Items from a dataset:
^^^^^^^^^^^^^^^^

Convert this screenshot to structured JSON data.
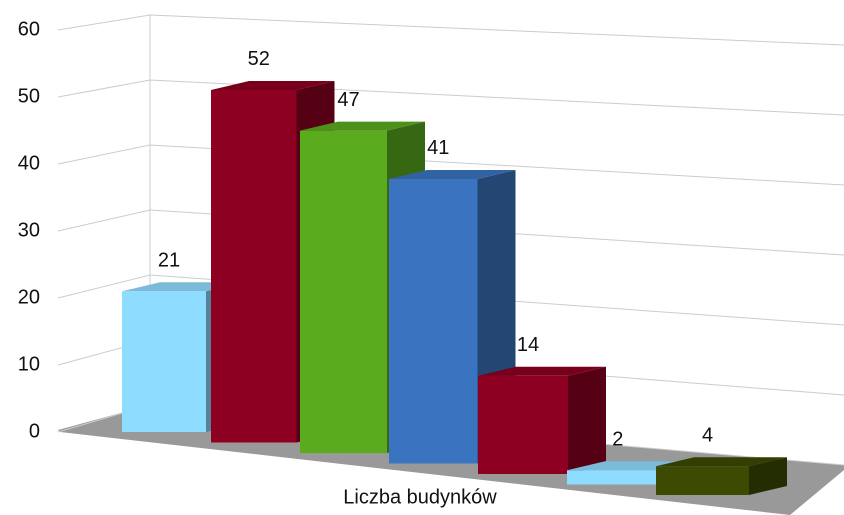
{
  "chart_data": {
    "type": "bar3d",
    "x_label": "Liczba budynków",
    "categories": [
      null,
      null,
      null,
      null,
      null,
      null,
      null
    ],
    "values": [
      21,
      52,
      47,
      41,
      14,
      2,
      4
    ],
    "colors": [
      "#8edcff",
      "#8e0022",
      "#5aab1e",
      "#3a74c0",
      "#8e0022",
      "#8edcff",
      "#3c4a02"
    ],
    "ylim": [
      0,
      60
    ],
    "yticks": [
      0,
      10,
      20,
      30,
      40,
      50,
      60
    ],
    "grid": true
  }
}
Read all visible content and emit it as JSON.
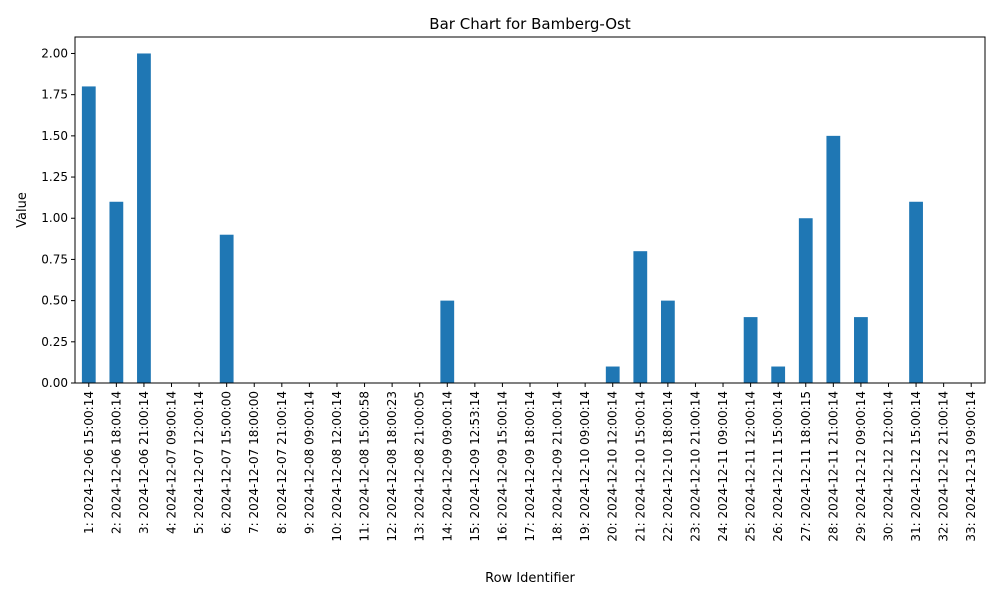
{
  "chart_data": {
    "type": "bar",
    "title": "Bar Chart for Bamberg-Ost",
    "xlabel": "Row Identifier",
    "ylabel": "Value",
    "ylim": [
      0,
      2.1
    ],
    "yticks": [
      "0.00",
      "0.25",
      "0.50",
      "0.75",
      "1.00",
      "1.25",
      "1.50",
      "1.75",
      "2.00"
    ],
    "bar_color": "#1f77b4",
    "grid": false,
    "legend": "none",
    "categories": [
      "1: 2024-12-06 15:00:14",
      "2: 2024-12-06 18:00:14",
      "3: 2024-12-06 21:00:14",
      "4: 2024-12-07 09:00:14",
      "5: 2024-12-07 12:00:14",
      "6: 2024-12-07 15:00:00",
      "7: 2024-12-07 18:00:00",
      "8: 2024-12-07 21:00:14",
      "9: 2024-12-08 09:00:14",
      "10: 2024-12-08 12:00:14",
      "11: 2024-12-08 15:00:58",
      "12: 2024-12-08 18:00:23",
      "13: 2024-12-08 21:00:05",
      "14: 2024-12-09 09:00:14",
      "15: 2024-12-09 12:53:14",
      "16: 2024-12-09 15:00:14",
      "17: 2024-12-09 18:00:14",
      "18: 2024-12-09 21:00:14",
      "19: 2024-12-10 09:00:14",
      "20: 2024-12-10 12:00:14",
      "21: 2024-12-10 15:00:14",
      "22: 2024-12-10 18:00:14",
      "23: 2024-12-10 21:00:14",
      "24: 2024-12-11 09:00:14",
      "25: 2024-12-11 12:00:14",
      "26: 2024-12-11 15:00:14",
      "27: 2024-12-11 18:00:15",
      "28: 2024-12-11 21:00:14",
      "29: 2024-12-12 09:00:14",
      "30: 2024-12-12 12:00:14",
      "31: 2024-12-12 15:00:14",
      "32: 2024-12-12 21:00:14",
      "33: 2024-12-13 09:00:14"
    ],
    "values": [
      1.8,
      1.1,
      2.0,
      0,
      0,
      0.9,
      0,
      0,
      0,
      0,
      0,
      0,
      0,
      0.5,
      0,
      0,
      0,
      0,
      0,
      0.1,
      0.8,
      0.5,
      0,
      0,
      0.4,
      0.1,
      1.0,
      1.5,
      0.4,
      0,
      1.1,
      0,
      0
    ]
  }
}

^^^^^^^^^^^^^^^^

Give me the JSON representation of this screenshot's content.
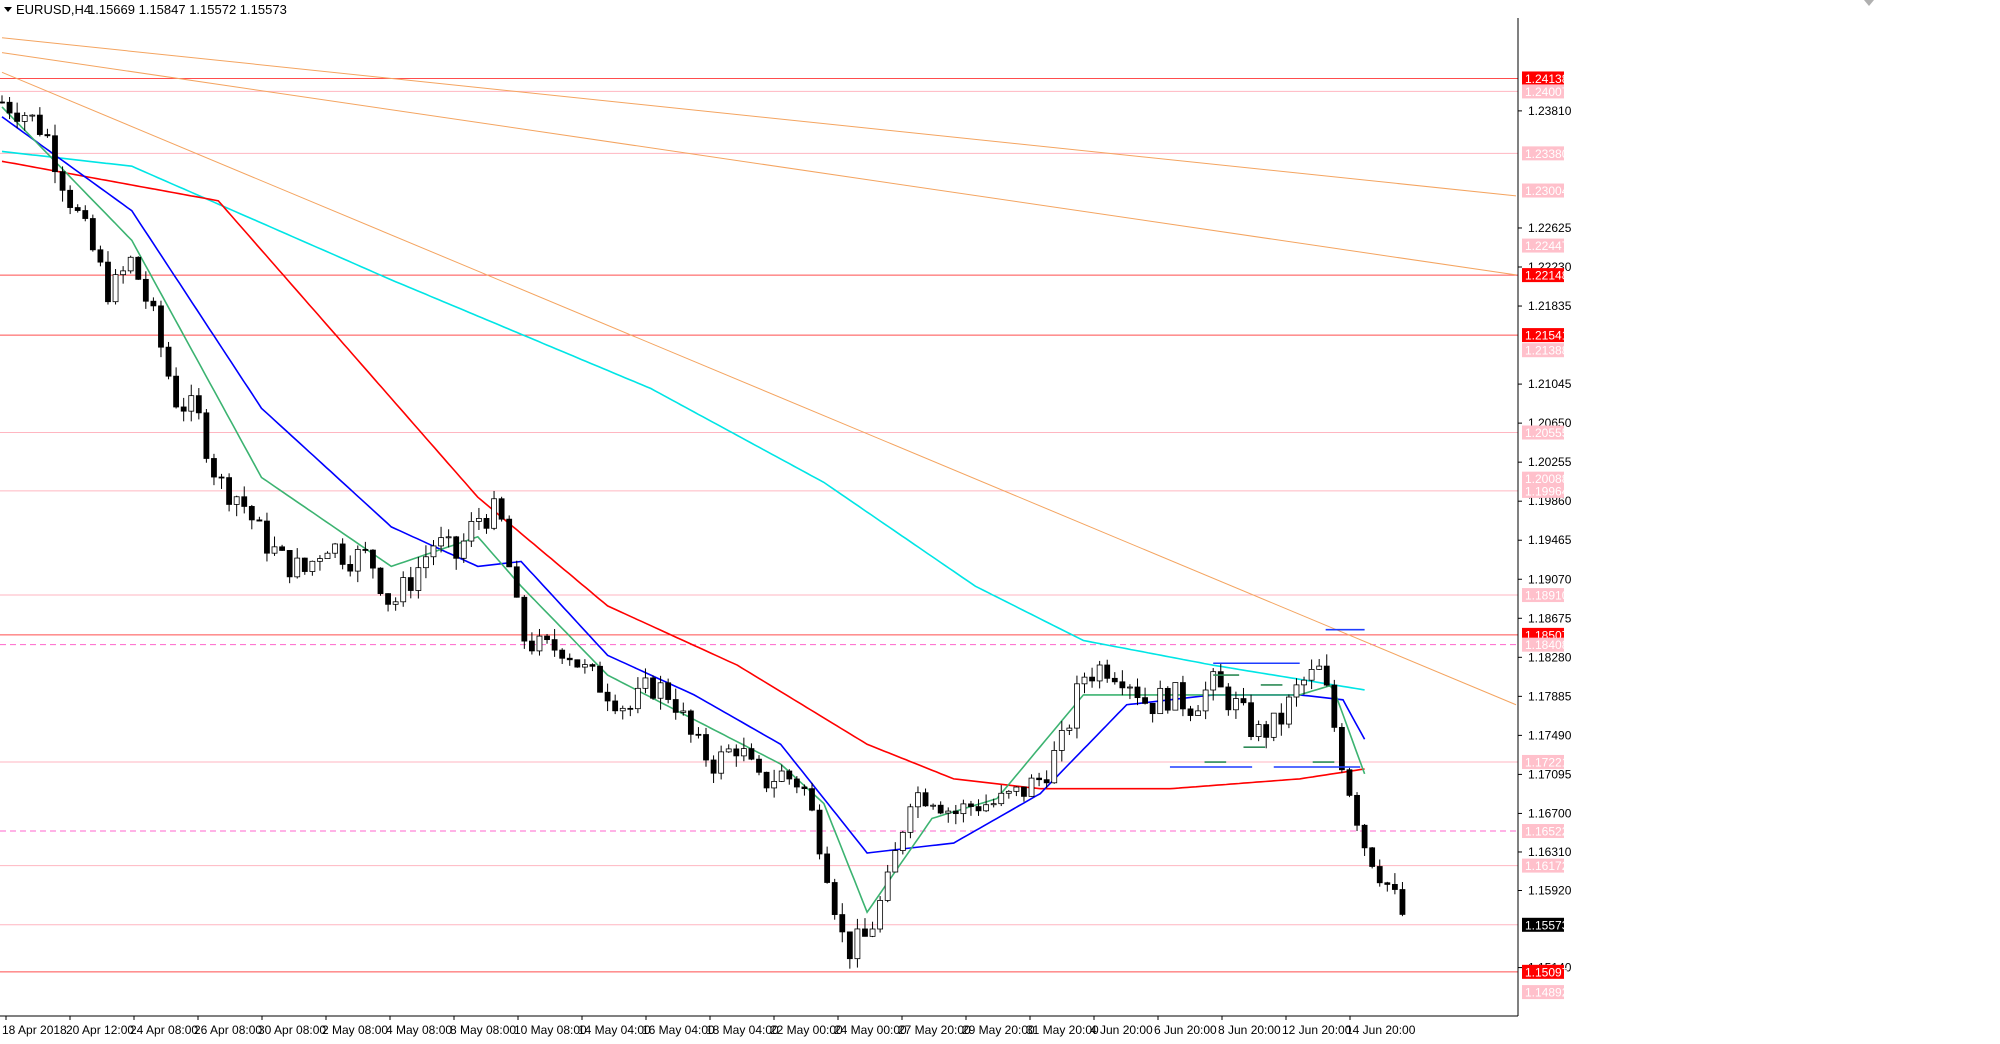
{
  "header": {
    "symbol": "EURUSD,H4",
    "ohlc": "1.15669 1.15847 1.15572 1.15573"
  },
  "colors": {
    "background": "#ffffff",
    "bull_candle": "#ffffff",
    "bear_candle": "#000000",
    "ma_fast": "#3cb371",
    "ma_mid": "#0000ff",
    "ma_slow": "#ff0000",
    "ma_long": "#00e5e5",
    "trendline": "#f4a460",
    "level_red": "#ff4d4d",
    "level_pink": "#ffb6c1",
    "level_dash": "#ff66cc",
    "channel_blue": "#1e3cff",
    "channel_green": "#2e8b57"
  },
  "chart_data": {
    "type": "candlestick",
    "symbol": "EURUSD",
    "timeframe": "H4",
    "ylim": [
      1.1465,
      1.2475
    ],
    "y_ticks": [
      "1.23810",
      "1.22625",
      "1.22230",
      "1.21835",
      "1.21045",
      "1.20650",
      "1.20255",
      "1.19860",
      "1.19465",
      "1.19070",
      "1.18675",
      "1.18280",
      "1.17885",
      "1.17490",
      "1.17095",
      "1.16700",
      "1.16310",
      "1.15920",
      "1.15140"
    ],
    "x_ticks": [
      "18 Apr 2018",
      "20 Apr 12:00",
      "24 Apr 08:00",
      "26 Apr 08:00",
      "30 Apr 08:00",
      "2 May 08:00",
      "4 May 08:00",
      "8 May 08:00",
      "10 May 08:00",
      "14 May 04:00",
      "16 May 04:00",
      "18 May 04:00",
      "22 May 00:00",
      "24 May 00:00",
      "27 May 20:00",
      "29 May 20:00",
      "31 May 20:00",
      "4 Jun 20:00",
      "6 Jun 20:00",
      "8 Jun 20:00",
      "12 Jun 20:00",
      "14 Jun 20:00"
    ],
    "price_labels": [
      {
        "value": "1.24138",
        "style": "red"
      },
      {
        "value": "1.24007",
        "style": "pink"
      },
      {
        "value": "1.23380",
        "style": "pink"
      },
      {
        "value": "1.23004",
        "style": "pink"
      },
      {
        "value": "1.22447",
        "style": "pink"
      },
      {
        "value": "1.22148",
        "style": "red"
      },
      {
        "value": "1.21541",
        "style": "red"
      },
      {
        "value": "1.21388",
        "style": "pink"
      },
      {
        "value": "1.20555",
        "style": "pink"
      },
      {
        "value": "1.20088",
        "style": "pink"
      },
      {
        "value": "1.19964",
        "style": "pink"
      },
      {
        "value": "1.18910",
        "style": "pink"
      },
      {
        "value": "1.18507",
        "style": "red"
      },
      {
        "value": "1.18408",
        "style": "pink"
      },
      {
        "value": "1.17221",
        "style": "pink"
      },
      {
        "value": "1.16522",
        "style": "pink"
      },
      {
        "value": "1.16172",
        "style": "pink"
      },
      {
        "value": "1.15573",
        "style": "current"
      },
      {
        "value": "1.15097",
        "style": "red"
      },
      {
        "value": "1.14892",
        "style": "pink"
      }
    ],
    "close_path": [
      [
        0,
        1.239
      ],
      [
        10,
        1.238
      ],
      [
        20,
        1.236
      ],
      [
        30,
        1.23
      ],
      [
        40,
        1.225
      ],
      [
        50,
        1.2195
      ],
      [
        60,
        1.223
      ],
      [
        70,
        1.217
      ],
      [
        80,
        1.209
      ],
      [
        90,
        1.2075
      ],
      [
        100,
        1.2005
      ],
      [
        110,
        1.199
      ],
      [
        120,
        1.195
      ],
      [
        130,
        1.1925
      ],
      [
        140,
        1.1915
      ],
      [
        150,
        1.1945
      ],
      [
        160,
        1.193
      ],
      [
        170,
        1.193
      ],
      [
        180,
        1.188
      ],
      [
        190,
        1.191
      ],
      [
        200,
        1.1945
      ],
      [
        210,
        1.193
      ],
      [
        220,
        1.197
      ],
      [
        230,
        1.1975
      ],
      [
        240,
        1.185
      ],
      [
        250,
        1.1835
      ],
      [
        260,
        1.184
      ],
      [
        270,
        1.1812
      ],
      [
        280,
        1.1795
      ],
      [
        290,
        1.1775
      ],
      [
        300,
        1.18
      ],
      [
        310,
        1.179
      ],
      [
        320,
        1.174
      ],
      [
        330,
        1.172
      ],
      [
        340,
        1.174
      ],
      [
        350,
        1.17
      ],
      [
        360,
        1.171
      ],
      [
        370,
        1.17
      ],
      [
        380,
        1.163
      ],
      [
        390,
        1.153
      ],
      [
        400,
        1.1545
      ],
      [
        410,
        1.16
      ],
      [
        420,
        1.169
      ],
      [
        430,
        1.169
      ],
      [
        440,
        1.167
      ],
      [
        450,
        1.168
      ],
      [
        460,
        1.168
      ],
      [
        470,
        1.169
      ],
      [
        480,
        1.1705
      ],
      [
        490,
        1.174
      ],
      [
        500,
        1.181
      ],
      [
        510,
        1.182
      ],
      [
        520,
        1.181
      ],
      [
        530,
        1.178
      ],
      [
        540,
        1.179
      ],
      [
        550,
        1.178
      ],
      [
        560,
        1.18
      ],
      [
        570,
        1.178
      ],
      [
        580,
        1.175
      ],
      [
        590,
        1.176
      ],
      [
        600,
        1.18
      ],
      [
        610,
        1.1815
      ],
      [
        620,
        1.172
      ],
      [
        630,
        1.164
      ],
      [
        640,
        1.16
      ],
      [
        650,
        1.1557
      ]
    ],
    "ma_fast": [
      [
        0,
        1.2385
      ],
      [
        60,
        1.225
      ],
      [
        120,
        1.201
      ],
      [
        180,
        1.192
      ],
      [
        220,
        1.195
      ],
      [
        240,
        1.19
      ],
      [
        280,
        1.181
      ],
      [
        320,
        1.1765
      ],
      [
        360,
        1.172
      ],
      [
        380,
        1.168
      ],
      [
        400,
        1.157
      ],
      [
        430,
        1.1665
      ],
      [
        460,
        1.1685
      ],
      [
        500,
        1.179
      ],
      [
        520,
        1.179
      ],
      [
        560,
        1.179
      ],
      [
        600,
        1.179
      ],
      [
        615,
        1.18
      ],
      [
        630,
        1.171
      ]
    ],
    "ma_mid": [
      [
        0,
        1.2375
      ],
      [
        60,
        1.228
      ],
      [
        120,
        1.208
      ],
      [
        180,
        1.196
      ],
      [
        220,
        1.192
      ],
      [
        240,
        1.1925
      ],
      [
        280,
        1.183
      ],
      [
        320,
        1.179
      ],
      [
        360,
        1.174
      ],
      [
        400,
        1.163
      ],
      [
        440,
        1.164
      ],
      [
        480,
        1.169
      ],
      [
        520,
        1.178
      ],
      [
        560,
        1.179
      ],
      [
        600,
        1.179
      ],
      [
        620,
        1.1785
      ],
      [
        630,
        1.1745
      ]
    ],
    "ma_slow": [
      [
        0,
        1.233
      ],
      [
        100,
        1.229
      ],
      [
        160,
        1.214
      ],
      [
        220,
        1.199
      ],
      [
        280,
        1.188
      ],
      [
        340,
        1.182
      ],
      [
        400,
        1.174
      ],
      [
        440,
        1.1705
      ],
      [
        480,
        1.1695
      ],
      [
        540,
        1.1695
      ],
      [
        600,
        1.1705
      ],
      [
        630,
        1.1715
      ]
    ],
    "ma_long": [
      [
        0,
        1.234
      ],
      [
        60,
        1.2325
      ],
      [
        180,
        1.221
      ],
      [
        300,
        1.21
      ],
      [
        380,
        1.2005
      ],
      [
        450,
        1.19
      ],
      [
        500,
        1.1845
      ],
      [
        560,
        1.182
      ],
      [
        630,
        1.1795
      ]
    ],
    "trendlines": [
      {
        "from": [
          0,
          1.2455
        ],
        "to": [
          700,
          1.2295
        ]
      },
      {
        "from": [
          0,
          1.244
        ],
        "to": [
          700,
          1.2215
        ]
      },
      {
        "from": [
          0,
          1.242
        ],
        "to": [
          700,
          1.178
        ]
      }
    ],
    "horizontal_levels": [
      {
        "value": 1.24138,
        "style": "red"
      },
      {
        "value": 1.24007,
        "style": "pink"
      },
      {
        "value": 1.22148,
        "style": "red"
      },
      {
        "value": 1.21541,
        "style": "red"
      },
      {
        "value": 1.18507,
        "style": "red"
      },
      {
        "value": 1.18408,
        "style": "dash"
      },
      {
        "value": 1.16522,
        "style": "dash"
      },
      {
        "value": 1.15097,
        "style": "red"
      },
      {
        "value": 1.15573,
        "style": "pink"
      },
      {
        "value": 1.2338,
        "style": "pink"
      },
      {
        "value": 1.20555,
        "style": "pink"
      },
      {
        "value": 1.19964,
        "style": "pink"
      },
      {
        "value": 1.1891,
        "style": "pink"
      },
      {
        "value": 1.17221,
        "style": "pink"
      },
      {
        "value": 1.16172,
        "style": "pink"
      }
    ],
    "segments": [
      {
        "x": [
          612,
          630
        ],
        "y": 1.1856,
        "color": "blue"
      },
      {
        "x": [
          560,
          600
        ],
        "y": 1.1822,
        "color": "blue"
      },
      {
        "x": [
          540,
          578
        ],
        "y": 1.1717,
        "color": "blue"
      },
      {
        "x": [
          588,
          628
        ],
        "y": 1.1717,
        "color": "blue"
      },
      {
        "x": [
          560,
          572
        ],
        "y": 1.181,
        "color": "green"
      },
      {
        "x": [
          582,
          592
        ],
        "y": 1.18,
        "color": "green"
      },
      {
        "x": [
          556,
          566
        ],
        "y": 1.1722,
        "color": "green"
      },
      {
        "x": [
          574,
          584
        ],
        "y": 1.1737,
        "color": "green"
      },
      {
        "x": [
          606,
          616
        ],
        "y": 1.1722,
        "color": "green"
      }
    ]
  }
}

^^^^^^^^^^^^^^^^

GIVEN REQUEST: Count how many lines of the data include the word "this". Your reply should be that number alone.

TASK SOLUTION: 2